### [WHAT TO PRODUCE]
Read the lines below. Copy out any that hold the string "JSON".

### [DATA EXTRACT]
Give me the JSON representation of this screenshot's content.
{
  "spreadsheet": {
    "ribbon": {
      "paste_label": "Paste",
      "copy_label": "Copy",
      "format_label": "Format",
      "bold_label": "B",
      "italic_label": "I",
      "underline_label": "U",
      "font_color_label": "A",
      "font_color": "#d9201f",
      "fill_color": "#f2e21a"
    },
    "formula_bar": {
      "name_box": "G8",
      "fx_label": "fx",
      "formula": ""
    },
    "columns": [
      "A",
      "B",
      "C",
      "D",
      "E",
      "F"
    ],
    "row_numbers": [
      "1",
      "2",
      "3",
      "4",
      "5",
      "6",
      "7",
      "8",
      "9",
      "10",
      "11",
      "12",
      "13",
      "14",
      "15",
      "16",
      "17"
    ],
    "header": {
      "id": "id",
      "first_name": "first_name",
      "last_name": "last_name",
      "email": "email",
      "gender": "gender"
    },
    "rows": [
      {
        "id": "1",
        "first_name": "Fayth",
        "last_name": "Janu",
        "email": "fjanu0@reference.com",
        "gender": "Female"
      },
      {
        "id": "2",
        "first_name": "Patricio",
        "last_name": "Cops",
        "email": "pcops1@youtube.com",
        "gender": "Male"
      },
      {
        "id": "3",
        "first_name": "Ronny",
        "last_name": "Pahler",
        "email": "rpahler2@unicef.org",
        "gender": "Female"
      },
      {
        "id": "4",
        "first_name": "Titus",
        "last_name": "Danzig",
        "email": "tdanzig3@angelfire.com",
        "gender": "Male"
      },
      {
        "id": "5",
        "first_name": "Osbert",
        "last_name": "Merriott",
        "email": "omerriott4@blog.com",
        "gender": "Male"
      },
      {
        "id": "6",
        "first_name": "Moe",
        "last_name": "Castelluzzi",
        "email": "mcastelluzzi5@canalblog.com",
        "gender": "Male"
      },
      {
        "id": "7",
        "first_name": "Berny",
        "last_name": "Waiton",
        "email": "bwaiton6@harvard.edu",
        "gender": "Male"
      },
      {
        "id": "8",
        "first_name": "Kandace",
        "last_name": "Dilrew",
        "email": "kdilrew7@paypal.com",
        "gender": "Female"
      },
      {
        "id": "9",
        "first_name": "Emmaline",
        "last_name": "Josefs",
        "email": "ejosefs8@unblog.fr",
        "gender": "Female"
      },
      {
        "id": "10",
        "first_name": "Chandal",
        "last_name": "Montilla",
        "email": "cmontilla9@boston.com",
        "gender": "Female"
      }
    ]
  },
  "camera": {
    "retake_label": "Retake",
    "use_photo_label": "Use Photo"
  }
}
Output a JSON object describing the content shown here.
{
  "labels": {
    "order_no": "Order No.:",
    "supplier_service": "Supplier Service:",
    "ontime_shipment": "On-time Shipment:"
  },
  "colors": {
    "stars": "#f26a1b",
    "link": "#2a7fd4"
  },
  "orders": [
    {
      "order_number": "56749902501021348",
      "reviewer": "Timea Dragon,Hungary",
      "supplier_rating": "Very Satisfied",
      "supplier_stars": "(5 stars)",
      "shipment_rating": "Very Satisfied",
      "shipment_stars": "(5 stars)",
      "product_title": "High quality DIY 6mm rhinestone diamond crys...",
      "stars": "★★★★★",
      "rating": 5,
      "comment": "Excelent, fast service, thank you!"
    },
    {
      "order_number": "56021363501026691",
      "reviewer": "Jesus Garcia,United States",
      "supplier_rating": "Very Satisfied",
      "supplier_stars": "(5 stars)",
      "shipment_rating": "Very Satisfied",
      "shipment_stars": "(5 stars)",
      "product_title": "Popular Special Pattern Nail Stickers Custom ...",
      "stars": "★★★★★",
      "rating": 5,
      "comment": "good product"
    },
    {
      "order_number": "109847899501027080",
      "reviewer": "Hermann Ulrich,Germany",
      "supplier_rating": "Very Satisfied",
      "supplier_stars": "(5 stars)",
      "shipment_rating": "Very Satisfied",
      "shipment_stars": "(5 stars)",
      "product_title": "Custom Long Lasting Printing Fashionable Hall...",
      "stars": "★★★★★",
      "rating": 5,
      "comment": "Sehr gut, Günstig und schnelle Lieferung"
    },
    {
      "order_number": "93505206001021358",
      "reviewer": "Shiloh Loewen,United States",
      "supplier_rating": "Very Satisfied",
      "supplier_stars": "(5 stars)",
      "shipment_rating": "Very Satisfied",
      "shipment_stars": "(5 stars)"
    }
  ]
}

### [CORRECT OUTPUT]
Give me the JSON representation of this screenshot's content.
Output a JSON object describing the content shown here.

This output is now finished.